(Records)
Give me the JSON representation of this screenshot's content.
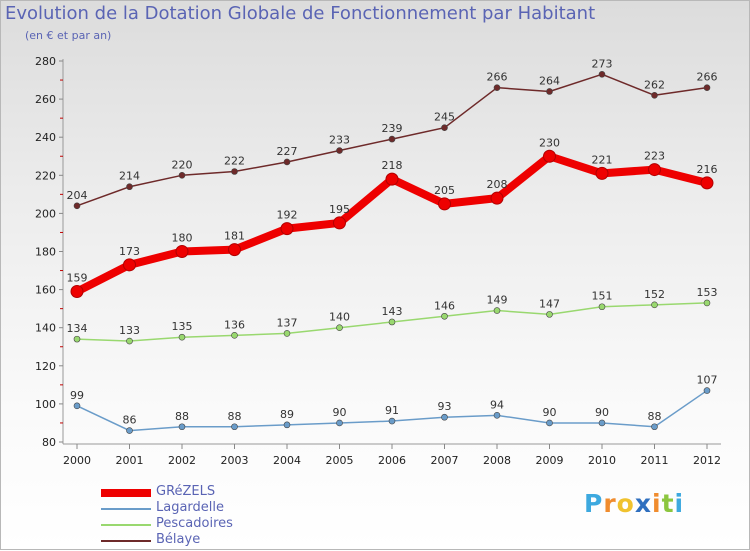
{
  "header": {
    "title": "Evolution de la Dotation Globale de Fonctionnement par Habitant",
    "subtitle": "(en € et par an)"
  },
  "chart_data": {
    "type": "line",
    "title": "Evolution de la Dotation Globale de Fonctionnement par Habitant",
    "subtitle": "(en € et par an)",
    "xlabel": "",
    "ylabel": "",
    "categories": [
      "2000",
      "2001",
      "2002",
      "2003",
      "2004",
      "2005",
      "2006",
      "2007",
      "2008",
      "2009",
      "2010",
      "2011",
      "2012"
    ],
    "ylim": [
      80,
      280
    ],
    "yticks": [
      80,
      100,
      120,
      140,
      160,
      180,
      200,
      220,
      240,
      260,
      280
    ],
    "grid": false,
    "legend_position": "bottom-left",
    "series": [
      {
        "name": "GRéZELS",
        "color": "#ee0000",
        "values": [
          159,
          173,
          180,
          181,
          192,
          195,
          218,
          205,
          208,
          230,
          221,
          223,
          216
        ]
      },
      {
        "name": "Lagardelle",
        "color": "#6a9cc9",
        "values": [
          99,
          86,
          88,
          88,
          89,
          90,
          91,
          93,
          94,
          90,
          90,
          88,
          107
        ]
      },
      {
        "name": "Pescadoires",
        "color": "#99d86f",
        "values": [
          134,
          133,
          135,
          136,
          137,
          140,
          143,
          146,
          149,
          147,
          151,
          152,
          153
        ]
      },
      {
        "name": "Bélaye",
        "color": "#6e2a2a",
        "values": [
          204,
          214,
          220,
          222,
          227,
          233,
          239,
          245,
          266,
          264,
          273,
          262,
          266
        ]
      }
    ]
  },
  "logo": {
    "letters": [
      "P",
      "r",
      "o",
      "x",
      "i",
      "t",
      "i"
    ],
    "colors": [
      "#3da9df",
      "#f08c2e",
      "#f0c22e",
      "#2f6fbf",
      "#f08c2e",
      "#8cc63f",
      "#3da9df"
    ]
  }
}
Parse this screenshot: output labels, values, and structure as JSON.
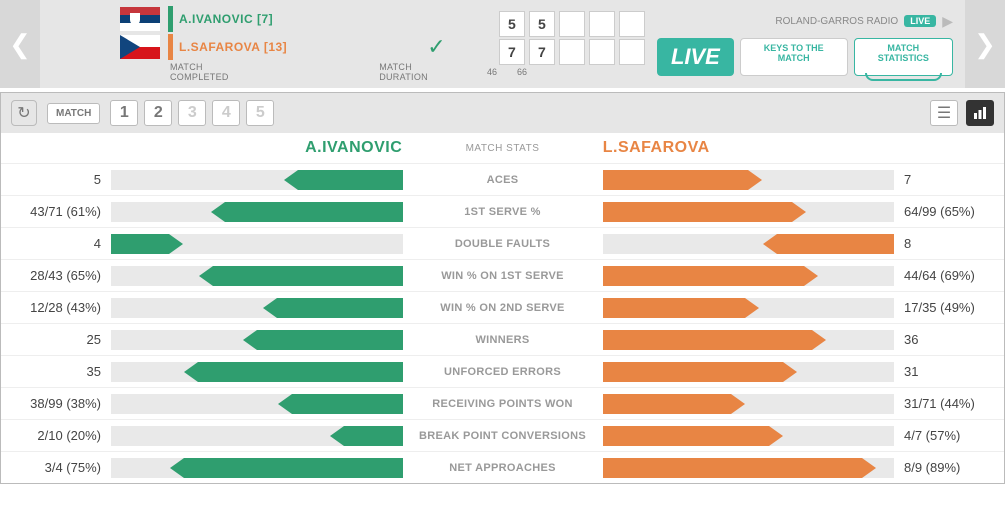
{
  "colors": {
    "player1": "#2f9e6f",
    "player2": "#e88544",
    "accent": "#38b6a2",
    "grey_bg": "#e6e6e6",
    "bar_bg": "#e9e9e9",
    "text_muted": "#999999"
  },
  "header": {
    "player1": {
      "name": "A.IVANOVIC [7]",
      "flag": "rs"
    },
    "player2": {
      "name": "L.SAFAROVA [13]",
      "flag": "cz",
      "winner": true
    },
    "match_completed_label": "MATCH COMPLETED",
    "match_duration_label": "MATCH DURATION",
    "sets": [
      {
        "p1": "5",
        "p2": "7",
        "duration": "46"
      },
      {
        "p1": "5",
        "p2": "7",
        "duration": "66"
      },
      {
        "p1": "",
        "p2": "",
        "duration": ""
      },
      {
        "p1": "",
        "p2": "",
        "duration": ""
      },
      {
        "p1": "",
        "p2": "",
        "duration": ""
      }
    ],
    "radio_label": "ROLAND-GARROS RADIO",
    "live_badge": "LIVE",
    "buttons": {
      "live": "LIVE",
      "keys": "KEYS TO THE MATCH",
      "stats": "MATCH STATISTICS"
    }
  },
  "panel": {
    "match_label": "MATCH",
    "set_buttons": [
      "1",
      "2",
      "3",
      "4",
      "5"
    ],
    "active_sets": 2
  },
  "stats": {
    "p1_name": "A.IVANOVIC",
    "p2_name": "L.SAFAROVA",
    "mid_label": "MATCH STATS",
    "rows": [
      {
        "label": "ACES",
        "l_text": "5",
        "r_text": "7",
        "l_pct": 36,
        "r_pct": 50,
        "reverse": false
      },
      {
        "label": "1ST SERVE %",
        "l_text": "43/71 (61%)",
        "r_text": "64/99 (65%)",
        "l_pct": 61,
        "r_pct": 65,
        "reverse": false
      },
      {
        "label": "DOUBLE FAULTS",
        "l_text": "4",
        "r_text": "8",
        "l_pct": 20,
        "r_pct": 40,
        "reverse": true
      },
      {
        "label": "WIN % ON 1ST SERVE",
        "l_text": "28/43 (65%)",
        "r_text": "44/64 (69%)",
        "l_pct": 65,
        "r_pct": 69,
        "reverse": false
      },
      {
        "label": "WIN % ON 2ND SERVE",
        "l_text": "12/28 (43%)",
        "r_text": "17/35 (49%)",
        "l_pct": 43,
        "r_pct": 49,
        "reverse": false
      },
      {
        "label": "WINNERS",
        "l_text": "25",
        "r_text": "36",
        "l_pct": 50,
        "r_pct": 72,
        "reverse": false
      },
      {
        "label": "UNFORCED ERRORS",
        "l_text": "35",
        "r_text": "31",
        "l_pct": 70,
        "r_pct": 62,
        "reverse": false
      },
      {
        "label": "RECEIVING POINTS WON",
        "l_text": "38/99 (38%)",
        "r_text": "31/71 (44%)",
        "l_pct": 38,
        "r_pct": 44,
        "reverse": false
      },
      {
        "label": "BREAK POINT CONVERSIONS",
        "l_text": "2/10 (20%)",
        "r_text": "4/7 (57%)",
        "l_pct": 20,
        "r_pct": 57,
        "reverse": false
      },
      {
        "label": "NET APPROACHES",
        "l_text": "3/4 (75%)",
        "r_text": "8/9 (89%)",
        "l_pct": 75,
        "r_pct": 89,
        "reverse": false
      }
    ]
  }
}
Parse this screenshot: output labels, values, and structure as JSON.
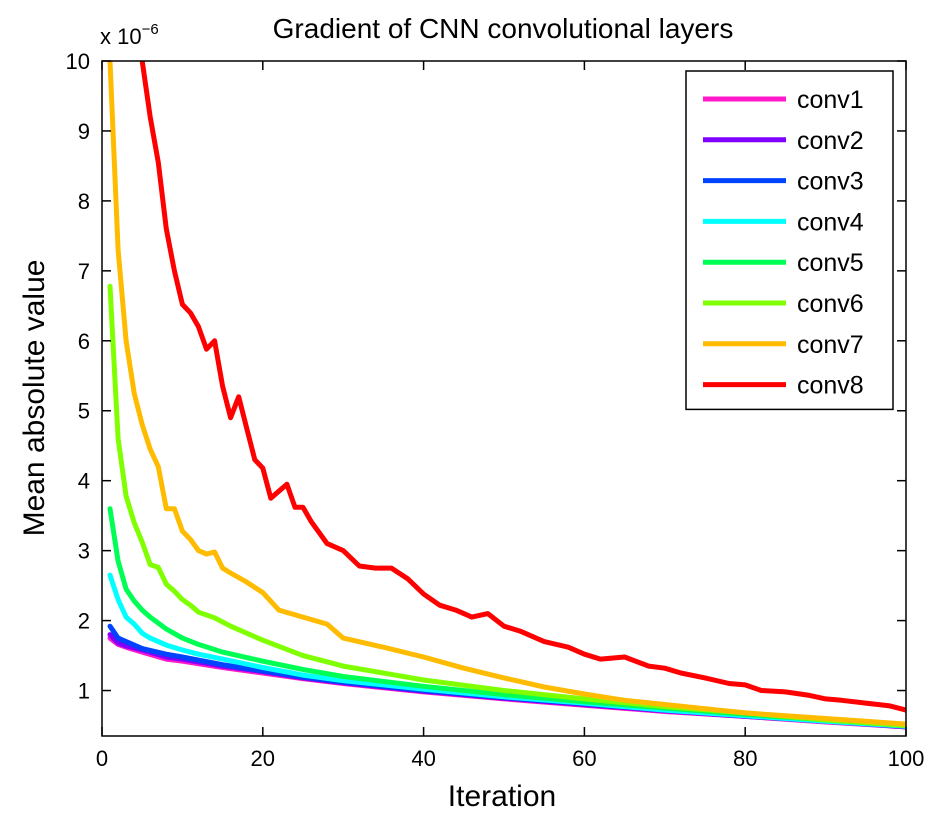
{
  "chart_data": {
    "type": "line",
    "title": "Gradient of CNN convolutional layers",
    "xlabel": "Iteration",
    "ylabel": "Mean absolute value",
    "y_scale_label": "x 10",
    "y_scale_exponent": "−6",
    "xlim": [
      0,
      100
    ],
    "ylim": [
      0.35,
      10
    ],
    "x_ticks": [
      0,
      20,
      40,
      60,
      80,
      100
    ],
    "y_ticks": [
      1,
      2,
      3,
      4,
      5,
      6,
      7,
      8,
      9,
      10
    ],
    "grid": false,
    "legend_position": "top-right",
    "units_note": "y values in units of 10^-6",
    "series": [
      {
        "name": "conv1",
        "color": "#ff19c8",
        "x": [
          1,
          2,
          3,
          5,
          8,
          10,
          15,
          20,
          25,
          30,
          40,
          50,
          60,
          70,
          80,
          90,
          100
        ],
        "y": [
          1.75,
          1.66,
          1.62,
          1.55,
          1.45,
          1.42,
          1.33,
          1.25,
          1.17,
          1.1,
          0.98,
          0.88,
          0.79,
          0.7,
          0.63,
          0.55,
          0.48
        ]
      },
      {
        "name": "conv2",
        "color": "#8000ff",
        "x": [
          1,
          2,
          3,
          5,
          8,
          10,
          15,
          20,
          25,
          30,
          40,
          50,
          60,
          70,
          80,
          90,
          100
        ],
        "y": [
          1.8,
          1.68,
          1.64,
          1.58,
          1.48,
          1.45,
          1.35,
          1.27,
          1.18,
          1.11,
          0.99,
          0.89,
          0.8,
          0.71,
          0.63,
          0.56,
          0.48
        ]
      },
      {
        "name": "conv3",
        "color": "#0044ff",
        "x": [
          1,
          2,
          3,
          5,
          8,
          10,
          15,
          20,
          25,
          30,
          40,
          50,
          60,
          70,
          80,
          90,
          100
        ],
        "y": [
          1.92,
          1.75,
          1.7,
          1.6,
          1.52,
          1.48,
          1.37,
          1.28,
          1.19,
          1.12,
          1.0,
          0.9,
          0.81,
          0.72,
          0.64,
          0.56,
          0.49
        ]
      },
      {
        "name": "conv4",
        "color": "#00ffff",
        "x": [
          1,
          2,
          3,
          4,
          5,
          6,
          8,
          10,
          12,
          15,
          20,
          25,
          30,
          40,
          50,
          60,
          70,
          80,
          90,
          100
        ],
        "y": [
          2.65,
          2.3,
          2.05,
          1.95,
          1.82,
          1.75,
          1.65,
          1.58,
          1.52,
          1.45,
          1.33,
          1.22,
          1.14,
          1.02,
          0.91,
          0.82,
          0.72,
          0.64,
          0.56,
          0.49
        ]
      },
      {
        "name": "conv5",
        "color": "#00ff55",
        "x": [
          1,
          2,
          3,
          4,
          5,
          6,
          8,
          10,
          12,
          15,
          20,
          25,
          30,
          40,
          50,
          60,
          70,
          80,
          90,
          100
        ],
        "y": [
          3.6,
          2.85,
          2.45,
          2.28,
          2.15,
          2.05,
          1.88,
          1.75,
          1.66,
          1.55,
          1.42,
          1.3,
          1.2,
          1.06,
          0.94,
          0.84,
          0.75,
          0.66,
          0.58,
          0.5
        ]
      },
      {
        "name": "conv6",
        "color": "#80ff00",
        "x": [
          1,
          2,
          3,
          4,
          5,
          6,
          7,
          8,
          9,
          10,
          11,
          12,
          14,
          16,
          18,
          20,
          25,
          30,
          40,
          50,
          60,
          70,
          80,
          90,
          100
        ],
        "y": [
          6.78,
          4.6,
          3.78,
          3.4,
          3.12,
          2.8,
          2.76,
          2.52,
          2.42,
          2.3,
          2.22,
          2.12,
          2.04,
          1.92,
          1.82,
          1.72,
          1.5,
          1.35,
          1.15,
          1.0,
          0.88,
          0.77,
          0.68,
          0.58,
          0.5
        ]
      },
      {
        "name": "conv7",
        "color": "#ffbb00",
        "x": [
          1,
          2,
          3,
          4,
          5,
          6,
          7,
          8,
          9,
          10,
          11,
          12,
          13,
          14,
          15,
          16,
          18,
          20,
          22,
          25,
          28,
          30,
          35,
          40,
          45,
          50,
          55,
          60,
          65,
          70,
          75,
          80,
          85,
          90,
          95,
          100
        ],
        "y": [
          10.0,
          7.3,
          6.0,
          5.25,
          4.8,
          4.45,
          4.2,
          3.6,
          3.6,
          3.28,
          3.16,
          3.0,
          2.95,
          2.98,
          2.75,
          2.68,
          2.55,
          2.4,
          2.15,
          2.05,
          1.95,
          1.75,
          1.62,
          1.48,
          1.32,
          1.18,
          1.05,
          0.95,
          0.86,
          0.8,
          0.74,
          0.68,
          0.64,
          0.6,
          0.56,
          0.52
        ]
      },
      {
        "name": "conv8",
        "color": "#ff0000",
        "x": [
          5,
          6,
          7,
          8,
          9,
          10,
          11,
          12,
          13,
          14,
          15,
          16,
          17,
          18,
          19,
          20,
          21,
          22,
          23,
          24,
          25,
          26,
          28,
          30,
          32,
          34,
          36,
          38,
          40,
          42,
          44,
          46,
          48,
          50,
          52,
          55,
          58,
          60,
          62,
          65,
          68,
          70,
          72,
          75,
          78,
          80,
          82,
          85,
          88,
          90,
          92,
          95,
          98,
          100
        ],
        "y": [
          10.0,
          9.2,
          8.55,
          7.6,
          7.0,
          6.52,
          6.4,
          6.2,
          5.88,
          6.0,
          5.35,
          4.9,
          5.2,
          4.75,
          4.3,
          4.18,
          3.75,
          3.85,
          3.95,
          3.62,
          3.62,
          3.42,
          3.1,
          3.0,
          2.78,
          2.75,
          2.75,
          2.6,
          2.38,
          2.22,
          2.15,
          2.05,
          2.1,
          1.92,
          1.85,
          1.7,
          1.62,
          1.52,
          1.45,
          1.48,
          1.35,
          1.32,
          1.25,
          1.18,
          1.1,
          1.08,
          1.0,
          0.98,
          0.93,
          0.88,
          0.86,
          0.82,
          0.78,
          0.72
        ]
      }
    ]
  }
}
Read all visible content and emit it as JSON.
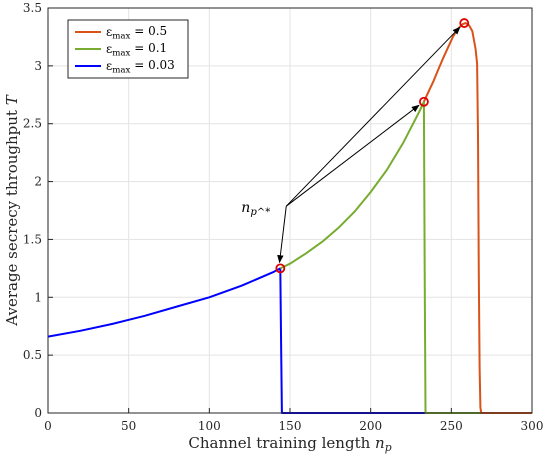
{
  "chart_data": {
    "type": "line",
    "xlabel": "Channel training length n_p",
    "ylabel": "Average secrecy throughput T",
    "xlim": [
      0,
      300
    ],
    "ylim": [
      0,
      3.5
    ],
    "xticks": [
      0,
      50,
      100,
      150,
      200,
      250,
      300
    ],
    "yticks": [
      0,
      0.5,
      1,
      1.5,
      2,
      2.5,
      3,
      3.5
    ],
    "grid": true,
    "legend_position": "top-left",
    "series": [
      {
        "name": "ε_max = 0.5",
        "color": "#d95319",
        "x": [
          233,
          236,
          239,
          242,
          245,
          248,
          251,
          254,
          257,
          259,
          261,
          263,
          265,
          266,
          266.5,
          267,
          267.5,
          268,
          268.5,
          300
        ],
        "y": [
          2.69,
          2.78,
          2.87,
          2.97,
          3.07,
          3.16,
          3.25,
          3.32,
          3.36,
          3.37,
          3.35,
          3.3,
          3.15,
          3.02,
          2.4,
          1.2,
          0.4,
          0.05,
          0,
          0
        ]
      },
      {
        "name": "ε_max = 0.1",
        "color": "#77ac30",
        "x": [
          144,
          150,
          160,
          170,
          180,
          190,
          200,
          210,
          220,
          230,
          233,
          233.5,
          234,
          300
        ],
        "y": [
          1.25,
          1.29,
          1.38,
          1.48,
          1.6,
          1.74,
          1.91,
          2.1,
          2.33,
          2.6,
          2.69,
          1.2,
          0,
          0
        ]
      },
      {
        "name": "ε_max = 0.03",
        "color": "#0000ff",
        "x": [
          0,
          20,
          40,
          60,
          80,
          100,
          120,
          140,
          144,
          144.5,
          145,
          300
        ],
        "y": [
          0.66,
          0.71,
          0.77,
          0.84,
          0.92,
          1.0,
          1.1,
          1.22,
          1.25,
          0.6,
          0,
          0
        ]
      }
    ],
    "optimal_points": [
      {
        "x": 144,
        "y": 1.25
      },
      {
        "x": 233,
        "y": 2.69
      },
      {
        "x": 258,
        "y": 3.37
      }
    ],
    "annotation": {
      "label": "n_p^*",
      "anchor": {
        "x": 139,
        "y": 1.77
      },
      "targets": [
        {
          "x": 144,
          "y": 1.25
        },
        {
          "x": 233,
          "y": 2.69
        },
        {
          "x": 258,
          "y": 3.37
        }
      ]
    }
  }
}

• [SHORT EXERCISE]
Of the lines in the material above, state how many contain the string "SERVE"; give no other text.

• [ANSWER TO THIS EXERCISE]
3